**Task statement:** Pull out every line with the word "structured".
BEGIN
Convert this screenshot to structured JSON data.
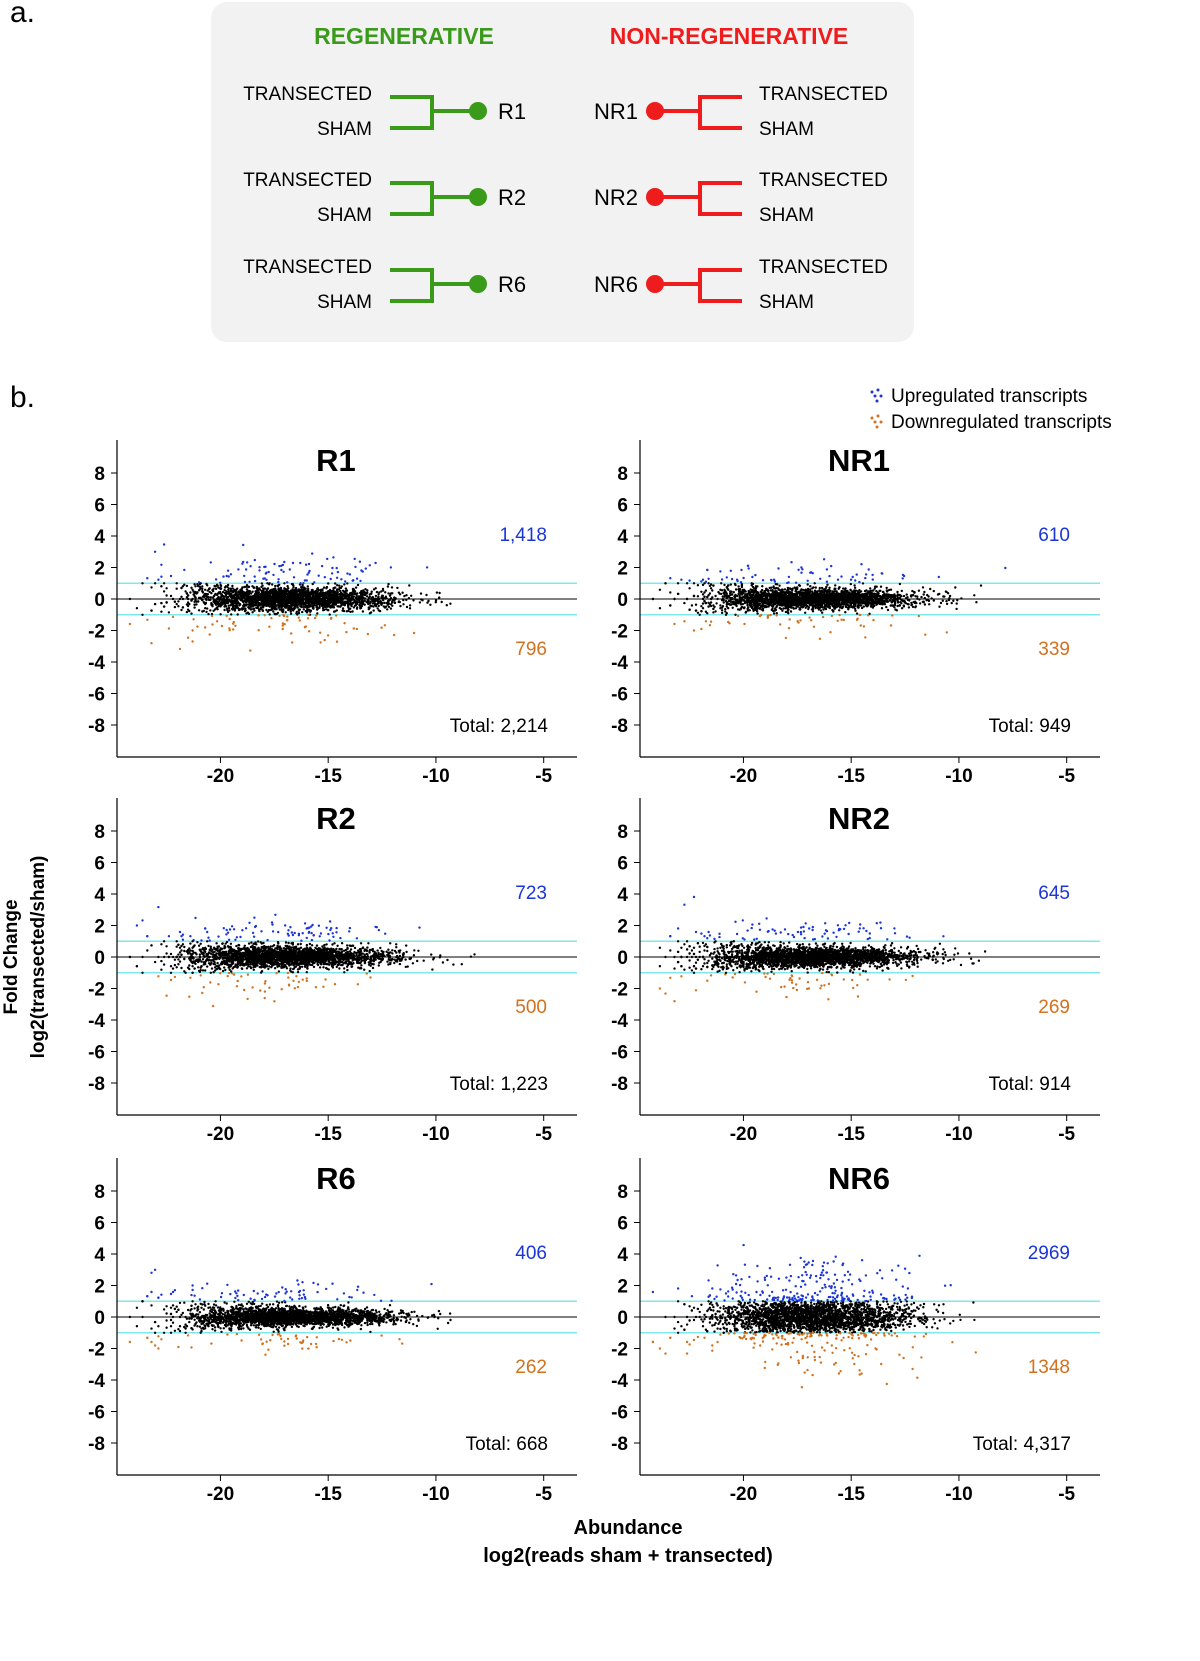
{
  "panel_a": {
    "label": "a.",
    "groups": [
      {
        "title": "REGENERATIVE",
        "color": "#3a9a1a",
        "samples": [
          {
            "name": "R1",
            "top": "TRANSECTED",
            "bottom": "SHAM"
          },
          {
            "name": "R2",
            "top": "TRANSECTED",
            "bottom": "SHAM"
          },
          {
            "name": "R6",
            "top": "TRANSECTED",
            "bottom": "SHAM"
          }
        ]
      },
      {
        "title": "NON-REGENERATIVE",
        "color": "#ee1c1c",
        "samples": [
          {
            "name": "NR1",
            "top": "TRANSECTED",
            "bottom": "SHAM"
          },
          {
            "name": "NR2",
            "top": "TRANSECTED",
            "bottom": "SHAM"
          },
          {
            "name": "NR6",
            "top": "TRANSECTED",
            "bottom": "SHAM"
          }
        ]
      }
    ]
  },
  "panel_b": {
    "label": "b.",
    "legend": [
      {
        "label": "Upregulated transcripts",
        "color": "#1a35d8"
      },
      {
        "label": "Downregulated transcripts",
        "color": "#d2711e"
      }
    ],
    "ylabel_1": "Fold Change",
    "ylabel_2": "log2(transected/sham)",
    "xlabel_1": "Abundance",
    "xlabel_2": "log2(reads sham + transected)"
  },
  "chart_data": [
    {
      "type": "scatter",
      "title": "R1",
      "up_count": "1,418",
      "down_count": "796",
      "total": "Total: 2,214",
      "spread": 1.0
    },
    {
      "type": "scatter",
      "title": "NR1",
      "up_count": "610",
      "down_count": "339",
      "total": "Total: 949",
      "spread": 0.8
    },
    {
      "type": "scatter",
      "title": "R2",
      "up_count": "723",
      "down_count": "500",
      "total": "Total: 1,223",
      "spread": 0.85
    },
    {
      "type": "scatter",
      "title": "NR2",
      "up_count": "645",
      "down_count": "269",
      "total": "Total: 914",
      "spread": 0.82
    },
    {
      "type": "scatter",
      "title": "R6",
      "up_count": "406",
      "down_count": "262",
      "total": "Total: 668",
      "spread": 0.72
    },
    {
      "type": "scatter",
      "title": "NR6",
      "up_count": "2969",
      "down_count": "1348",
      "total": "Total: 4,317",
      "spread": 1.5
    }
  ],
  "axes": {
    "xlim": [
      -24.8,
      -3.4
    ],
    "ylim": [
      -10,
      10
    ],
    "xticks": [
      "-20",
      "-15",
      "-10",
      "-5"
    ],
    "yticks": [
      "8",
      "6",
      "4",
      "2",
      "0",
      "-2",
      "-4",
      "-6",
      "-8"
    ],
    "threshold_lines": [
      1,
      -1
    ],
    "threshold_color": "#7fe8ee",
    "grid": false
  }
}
END
BEGIN
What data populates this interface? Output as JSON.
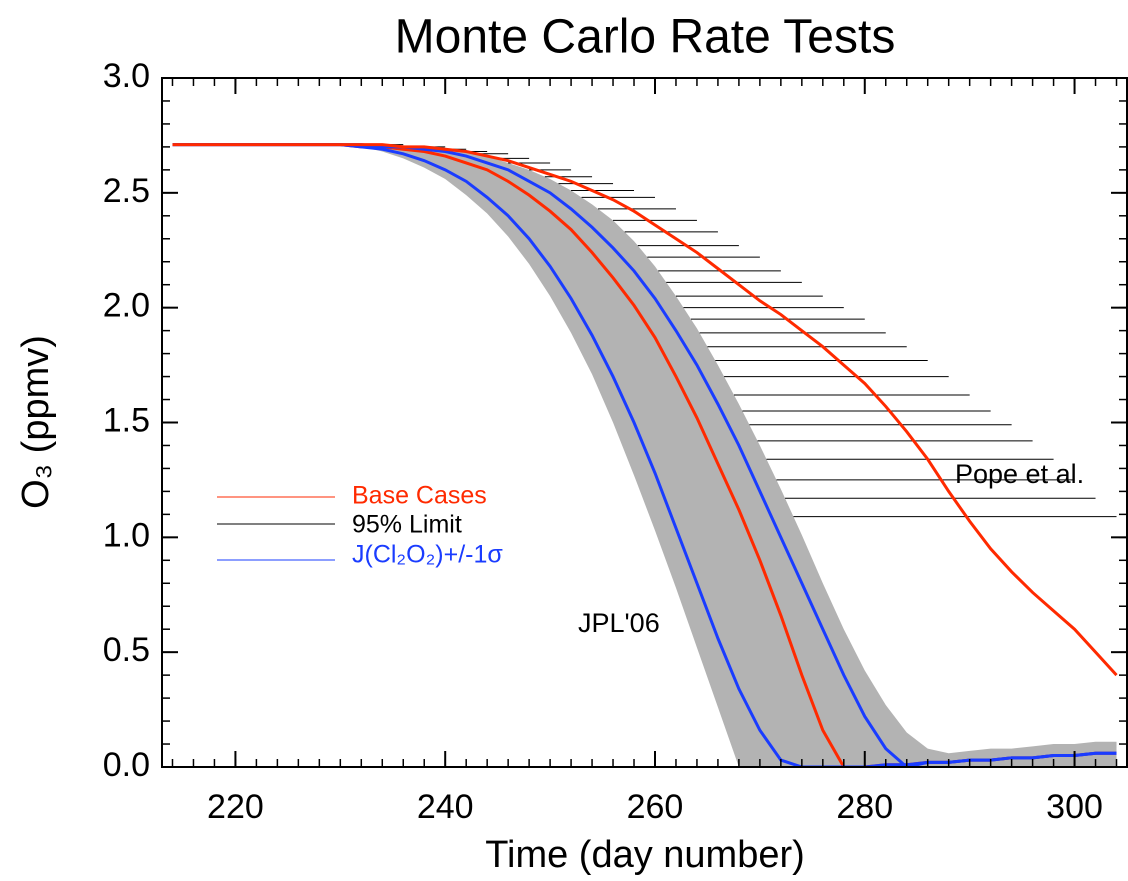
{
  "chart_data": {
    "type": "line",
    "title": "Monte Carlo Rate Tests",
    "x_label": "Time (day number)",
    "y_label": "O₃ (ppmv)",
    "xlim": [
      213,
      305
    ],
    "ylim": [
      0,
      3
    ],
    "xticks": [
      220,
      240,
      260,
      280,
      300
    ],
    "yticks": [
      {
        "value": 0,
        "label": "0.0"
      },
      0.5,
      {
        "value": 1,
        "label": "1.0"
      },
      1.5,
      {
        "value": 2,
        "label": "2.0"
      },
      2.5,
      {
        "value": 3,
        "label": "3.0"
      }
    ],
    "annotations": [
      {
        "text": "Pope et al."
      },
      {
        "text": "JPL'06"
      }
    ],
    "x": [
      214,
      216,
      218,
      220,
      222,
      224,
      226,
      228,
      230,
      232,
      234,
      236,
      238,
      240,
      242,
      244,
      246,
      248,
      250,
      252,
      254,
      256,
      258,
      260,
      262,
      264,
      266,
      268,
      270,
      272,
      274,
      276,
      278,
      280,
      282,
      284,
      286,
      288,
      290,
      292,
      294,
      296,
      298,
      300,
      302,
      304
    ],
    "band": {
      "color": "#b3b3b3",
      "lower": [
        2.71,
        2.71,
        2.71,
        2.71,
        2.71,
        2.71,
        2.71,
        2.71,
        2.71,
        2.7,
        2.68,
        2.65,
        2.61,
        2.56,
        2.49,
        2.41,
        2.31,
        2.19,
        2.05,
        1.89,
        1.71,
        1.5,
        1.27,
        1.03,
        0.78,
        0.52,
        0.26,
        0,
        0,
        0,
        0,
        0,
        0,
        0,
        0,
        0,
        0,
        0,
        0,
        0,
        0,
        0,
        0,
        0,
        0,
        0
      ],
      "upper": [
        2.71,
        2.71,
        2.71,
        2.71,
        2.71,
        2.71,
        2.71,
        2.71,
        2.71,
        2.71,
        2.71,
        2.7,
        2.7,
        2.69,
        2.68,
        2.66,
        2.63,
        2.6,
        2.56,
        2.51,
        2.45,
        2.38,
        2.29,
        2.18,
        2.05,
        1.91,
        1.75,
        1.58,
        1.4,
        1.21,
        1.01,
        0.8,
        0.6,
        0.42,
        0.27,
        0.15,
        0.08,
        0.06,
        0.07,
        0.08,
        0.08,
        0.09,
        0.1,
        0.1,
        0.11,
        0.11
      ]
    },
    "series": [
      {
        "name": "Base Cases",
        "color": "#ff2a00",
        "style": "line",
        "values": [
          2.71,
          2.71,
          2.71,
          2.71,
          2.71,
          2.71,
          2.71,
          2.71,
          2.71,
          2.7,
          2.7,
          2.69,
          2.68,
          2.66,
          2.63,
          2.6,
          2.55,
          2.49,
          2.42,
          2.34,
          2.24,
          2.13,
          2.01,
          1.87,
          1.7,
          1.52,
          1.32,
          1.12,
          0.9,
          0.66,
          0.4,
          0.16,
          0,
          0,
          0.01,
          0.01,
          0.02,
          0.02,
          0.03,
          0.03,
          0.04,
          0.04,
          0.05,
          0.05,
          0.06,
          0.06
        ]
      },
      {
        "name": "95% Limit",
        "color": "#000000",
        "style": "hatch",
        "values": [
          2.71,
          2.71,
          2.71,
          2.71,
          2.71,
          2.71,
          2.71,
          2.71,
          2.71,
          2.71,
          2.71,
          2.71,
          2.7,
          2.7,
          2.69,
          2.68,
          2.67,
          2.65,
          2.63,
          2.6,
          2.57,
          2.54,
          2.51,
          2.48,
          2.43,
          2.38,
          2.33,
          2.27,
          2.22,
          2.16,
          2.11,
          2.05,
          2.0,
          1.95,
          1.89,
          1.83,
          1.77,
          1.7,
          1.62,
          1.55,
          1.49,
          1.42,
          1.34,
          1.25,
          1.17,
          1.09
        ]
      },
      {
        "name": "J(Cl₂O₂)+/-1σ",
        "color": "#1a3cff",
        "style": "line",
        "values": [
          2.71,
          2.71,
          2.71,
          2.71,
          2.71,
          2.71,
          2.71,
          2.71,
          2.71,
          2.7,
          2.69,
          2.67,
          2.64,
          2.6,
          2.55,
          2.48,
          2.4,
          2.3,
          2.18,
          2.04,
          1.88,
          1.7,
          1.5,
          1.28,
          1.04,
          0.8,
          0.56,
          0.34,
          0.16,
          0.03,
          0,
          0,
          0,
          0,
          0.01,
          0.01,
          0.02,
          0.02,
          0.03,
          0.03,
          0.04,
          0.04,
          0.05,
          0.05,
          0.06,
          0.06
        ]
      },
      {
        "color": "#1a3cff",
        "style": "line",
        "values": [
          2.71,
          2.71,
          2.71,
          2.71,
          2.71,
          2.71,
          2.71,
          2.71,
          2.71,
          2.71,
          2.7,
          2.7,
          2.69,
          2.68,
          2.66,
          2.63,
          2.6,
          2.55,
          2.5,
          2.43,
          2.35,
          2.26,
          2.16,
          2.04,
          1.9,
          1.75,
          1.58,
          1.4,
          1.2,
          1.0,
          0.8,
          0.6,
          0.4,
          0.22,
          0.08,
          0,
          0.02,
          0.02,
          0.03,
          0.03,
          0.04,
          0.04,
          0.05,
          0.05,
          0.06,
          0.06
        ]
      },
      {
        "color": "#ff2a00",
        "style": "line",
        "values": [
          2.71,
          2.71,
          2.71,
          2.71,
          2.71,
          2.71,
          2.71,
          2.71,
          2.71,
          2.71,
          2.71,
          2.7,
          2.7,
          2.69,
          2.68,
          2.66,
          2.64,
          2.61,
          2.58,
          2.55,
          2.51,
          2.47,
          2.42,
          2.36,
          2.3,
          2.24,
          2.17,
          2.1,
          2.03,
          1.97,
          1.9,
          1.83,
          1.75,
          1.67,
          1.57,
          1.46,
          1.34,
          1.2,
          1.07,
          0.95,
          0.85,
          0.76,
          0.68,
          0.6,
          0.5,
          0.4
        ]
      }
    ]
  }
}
END
BEGIN
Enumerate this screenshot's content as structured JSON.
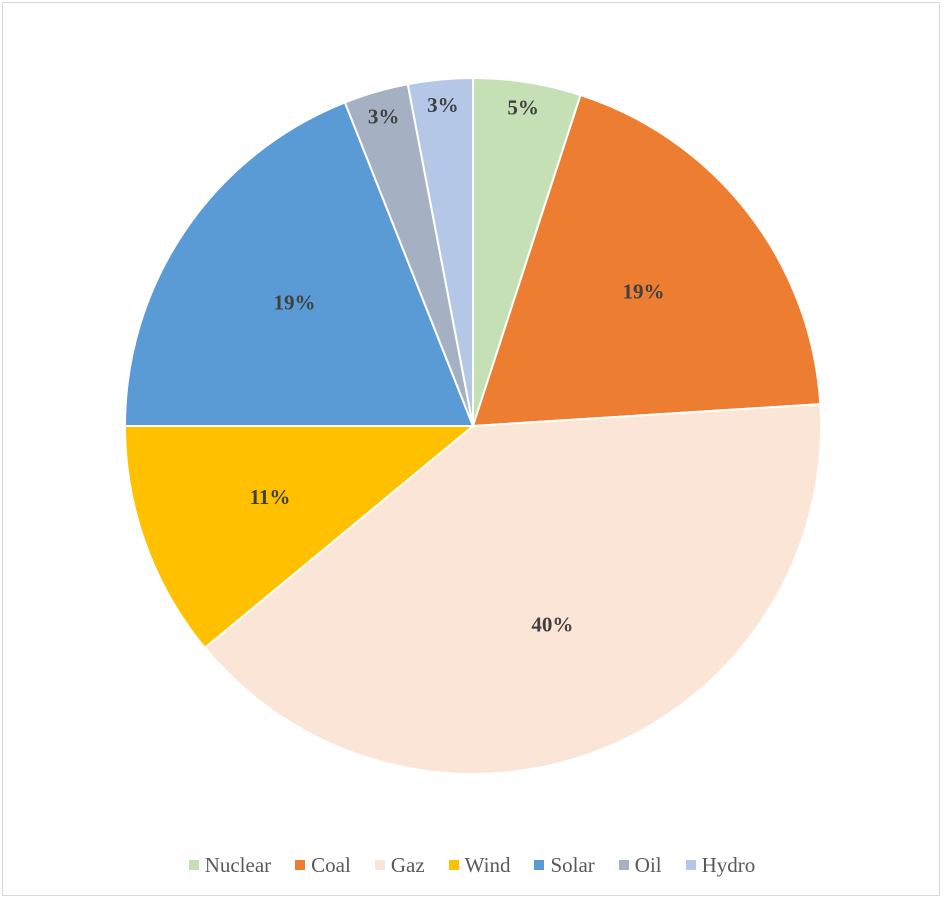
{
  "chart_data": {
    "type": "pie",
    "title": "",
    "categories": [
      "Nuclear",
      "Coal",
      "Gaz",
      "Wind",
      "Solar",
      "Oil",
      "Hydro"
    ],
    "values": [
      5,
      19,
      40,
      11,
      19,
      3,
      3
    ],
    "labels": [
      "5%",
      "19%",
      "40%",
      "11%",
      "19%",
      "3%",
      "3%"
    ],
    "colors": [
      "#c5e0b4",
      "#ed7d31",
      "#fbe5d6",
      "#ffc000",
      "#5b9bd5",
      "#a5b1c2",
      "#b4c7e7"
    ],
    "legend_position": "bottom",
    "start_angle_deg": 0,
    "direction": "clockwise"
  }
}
END
**Answer to this problem:**
Convert this screenshot to structured JSON data.
Enumerate this screenshot's content as structured JSON.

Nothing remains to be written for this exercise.